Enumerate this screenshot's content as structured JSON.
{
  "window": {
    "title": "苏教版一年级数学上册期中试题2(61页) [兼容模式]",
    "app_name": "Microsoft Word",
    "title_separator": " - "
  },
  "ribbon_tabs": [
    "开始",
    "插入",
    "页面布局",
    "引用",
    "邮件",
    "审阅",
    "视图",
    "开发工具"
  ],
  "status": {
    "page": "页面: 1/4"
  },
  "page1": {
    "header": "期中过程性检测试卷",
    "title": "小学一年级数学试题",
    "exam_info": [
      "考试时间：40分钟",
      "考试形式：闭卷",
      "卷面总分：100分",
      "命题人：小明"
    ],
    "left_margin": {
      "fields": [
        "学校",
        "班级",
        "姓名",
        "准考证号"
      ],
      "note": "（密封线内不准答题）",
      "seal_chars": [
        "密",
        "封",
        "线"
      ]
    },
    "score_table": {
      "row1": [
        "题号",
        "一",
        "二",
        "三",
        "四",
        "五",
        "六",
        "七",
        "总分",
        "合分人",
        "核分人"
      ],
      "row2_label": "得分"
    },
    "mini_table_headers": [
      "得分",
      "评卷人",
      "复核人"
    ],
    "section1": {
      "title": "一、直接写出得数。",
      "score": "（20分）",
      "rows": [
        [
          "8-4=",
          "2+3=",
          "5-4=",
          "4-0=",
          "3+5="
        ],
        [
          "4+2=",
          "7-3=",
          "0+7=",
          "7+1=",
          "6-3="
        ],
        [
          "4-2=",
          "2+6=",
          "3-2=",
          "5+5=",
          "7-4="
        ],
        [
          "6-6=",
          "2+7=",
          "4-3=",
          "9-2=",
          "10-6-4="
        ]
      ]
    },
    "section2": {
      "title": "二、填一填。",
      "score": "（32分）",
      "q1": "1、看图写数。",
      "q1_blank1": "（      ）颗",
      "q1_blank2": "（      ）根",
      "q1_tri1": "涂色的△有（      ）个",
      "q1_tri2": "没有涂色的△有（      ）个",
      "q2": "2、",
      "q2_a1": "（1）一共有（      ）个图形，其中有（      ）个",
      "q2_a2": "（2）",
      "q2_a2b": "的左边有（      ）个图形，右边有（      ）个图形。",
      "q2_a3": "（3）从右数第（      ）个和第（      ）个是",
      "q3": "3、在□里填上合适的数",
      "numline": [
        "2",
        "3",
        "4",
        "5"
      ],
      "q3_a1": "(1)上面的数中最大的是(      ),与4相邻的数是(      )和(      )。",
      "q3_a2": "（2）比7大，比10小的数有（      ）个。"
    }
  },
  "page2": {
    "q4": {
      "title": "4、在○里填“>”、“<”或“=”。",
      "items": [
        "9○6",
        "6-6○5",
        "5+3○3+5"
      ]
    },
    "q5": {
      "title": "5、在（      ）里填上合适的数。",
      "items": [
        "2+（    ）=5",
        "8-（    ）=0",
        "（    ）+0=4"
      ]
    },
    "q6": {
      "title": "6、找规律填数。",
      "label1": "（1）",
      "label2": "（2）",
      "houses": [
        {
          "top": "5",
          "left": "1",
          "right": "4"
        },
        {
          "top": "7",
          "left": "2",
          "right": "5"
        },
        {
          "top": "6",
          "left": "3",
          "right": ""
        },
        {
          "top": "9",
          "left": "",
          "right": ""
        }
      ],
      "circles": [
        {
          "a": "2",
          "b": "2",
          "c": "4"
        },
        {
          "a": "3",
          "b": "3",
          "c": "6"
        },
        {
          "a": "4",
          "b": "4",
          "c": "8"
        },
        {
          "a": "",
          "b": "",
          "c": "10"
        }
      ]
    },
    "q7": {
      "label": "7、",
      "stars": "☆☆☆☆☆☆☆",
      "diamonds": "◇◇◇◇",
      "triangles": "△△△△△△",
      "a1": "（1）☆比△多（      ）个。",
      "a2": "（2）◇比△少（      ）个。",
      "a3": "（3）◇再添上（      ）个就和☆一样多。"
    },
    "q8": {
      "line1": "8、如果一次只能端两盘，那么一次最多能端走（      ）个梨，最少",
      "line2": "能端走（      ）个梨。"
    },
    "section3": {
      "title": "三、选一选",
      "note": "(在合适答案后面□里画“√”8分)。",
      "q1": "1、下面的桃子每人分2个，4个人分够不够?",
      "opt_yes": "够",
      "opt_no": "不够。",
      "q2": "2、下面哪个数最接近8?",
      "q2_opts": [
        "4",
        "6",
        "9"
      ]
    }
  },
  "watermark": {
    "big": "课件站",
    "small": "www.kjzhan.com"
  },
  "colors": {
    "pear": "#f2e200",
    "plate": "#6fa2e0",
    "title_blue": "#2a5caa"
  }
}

- _Task objective_
Transcribe each entry precisely, missing none.

- _Exercise answer_
Enumerate this screenshot's content as structured JSON.
{
  "window": {
    "title": "苏教版一年级数学上册期中试题2(61页) [兼容模式]",
    "app_name": "Microsoft Word",
    "title_separator": " - "
  },
  "ribbon_tabs": [
    "开始",
    "插入",
    "页面布局",
    "引用",
    "邮件",
    "审阅",
    "视图",
    "开发工具"
  ],
  "status": {
    "page": "页面: 1/4"
  },
  "page1": {
    "header": "期中过程性检测试卷",
    "title": "小学一年级数学试题",
    "exam_info": [
      "考试时间：40分钟",
      "考试形式：闭卷",
      "卷面总分：100分",
      "命题人：小明"
    ],
    "left_margin": {
      "fields": [
        "学校",
        "班级",
        "姓名",
        "准考证号"
      ],
      "note": "（密封线内不准答题）",
      "seal_chars": [
        "密",
        "封",
        "线"
      ]
    },
    "score_table": {
      "row1": [
        "题号",
        "一",
        "二",
        "三",
        "四",
        "五",
        "六",
        "七",
        "总分",
        "合分人",
        "核分人"
      ],
      "row2_label": "得分"
    },
    "mini_table_headers": [
      "得分",
      "评卷人",
      "复核人"
    ],
    "section1": {
      "title": "一、直接写出得数。",
      "score": "（20分）",
      "rows": [
        [
          "8-4=",
          "2+3=",
          "5-4=",
          "4-0=",
          "3+5="
        ],
        [
          "4+2=",
          "7-3=",
          "0+7=",
          "7+1=",
          "6-3="
        ],
        [
          "4-2=",
          "2+6=",
          "3-2=",
          "5+5=",
          "7-4="
        ],
        [
          "6-6=",
          "2+7=",
          "4-3=",
          "9-2=",
          "10-6-4="
        ]
      ]
    },
    "section2": {
      "title": "二、填一填。",
      "score": "（32分）",
      "q1": "1、看图写数。",
      "q1_blank1": "（      ）颗",
      "q1_blank2": "（      ）根",
      "q1_tri1": "涂色的△有（      ）个",
      "q1_tri2": "没有涂色的△有（      ）个",
      "q2": "2、",
      "q2_a1": "（1）一共有（      ）个图形，其中有（      ）个",
      "q2_a2": "（2）",
      "q2_a2b": "的左边有（      ）个图形，右边有（      ）个图形。",
      "q2_a3": "（3）从右数第（      ）个和第（      ）个是",
      "q3": "3、在□里填上合适的数",
      "numline": [
        "2",
        "3",
        "4",
        "5"
      ],
      "q3_a1": "(1)上面的数中最大的是(      ),与4相邻的数是(      )和(      )。",
      "q3_a2": "（2）比7大，比10小的数有（      ）个。"
    }
  },
  "page2": {
    "q4": {
      "title": "4、在○里填“>”、“<”或“=”。",
      "items": [
        "9○6",
        "6-6○5",
        "5+3○3+5"
      ]
    },
    "q5": {
      "title": "5、在（      ）里填上合适的数。",
      "items": [
        "2+（    ）=5",
        "8-（    ）=0",
        "（    ）+0=4"
      ]
    },
    "q6": {
      "title": "6、找规律填数。",
      "label1": "（1）",
      "label2": "（2）",
      "houses": [
        {
          "top": "5",
          "left": "1",
          "right": "4"
        },
        {
          "top": "7",
          "left": "2",
          "right": "5"
        },
        {
          "top": "6",
          "left": "3",
          "right": ""
        },
        {
          "top": "9",
          "left": "",
          "right": ""
        }
      ],
      "circles": [
        {
          "a": "2",
          "b": "2",
          "c": "4"
        },
        {
          "a": "3",
          "b": "3",
          "c": "6"
        },
        {
          "a": "4",
          "b": "4",
          "c": "8"
        },
        {
          "a": "",
          "b": "",
          "c": "10"
        }
      ]
    },
    "q7": {
      "label": "7、",
      "stars": "☆☆☆☆☆☆☆",
      "diamonds": "◇◇◇◇",
      "triangles": "△△△△△△",
      "a1": "（1）☆比△多（      ）个。",
      "a2": "（2）◇比△少（      ）个。",
      "a3": "（3）◇再添上（      ）个就和☆一样多。"
    },
    "q8": {
      "line1": "8、如果一次只能端两盘，那么一次最多能端走（      ）个梨，最少",
      "line2": "能端走（      ）个梨。"
    },
    "section3": {
      "title": "三、选一选",
      "note": "(在合适答案后面□里画“√”8分)。",
      "q1": "1、下面的桃子每人分2个，4个人分够不够?",
      "opt_yes": "够",
      "opt_no": "不够。",
      "q2": "2、下面哪个数最接近8?",
      "q2_opts": [
        "4",
        "6",
        "9"
      ]
    }
  },
  "watermark": {
    "big": "课件站",
    "small": "www.kjzhan.com"
  },
  "colors": {
    "pear": "#f2e200",
    "plate": "#6fa2e0",
    "title_blue": "#2a5caa"
  }
}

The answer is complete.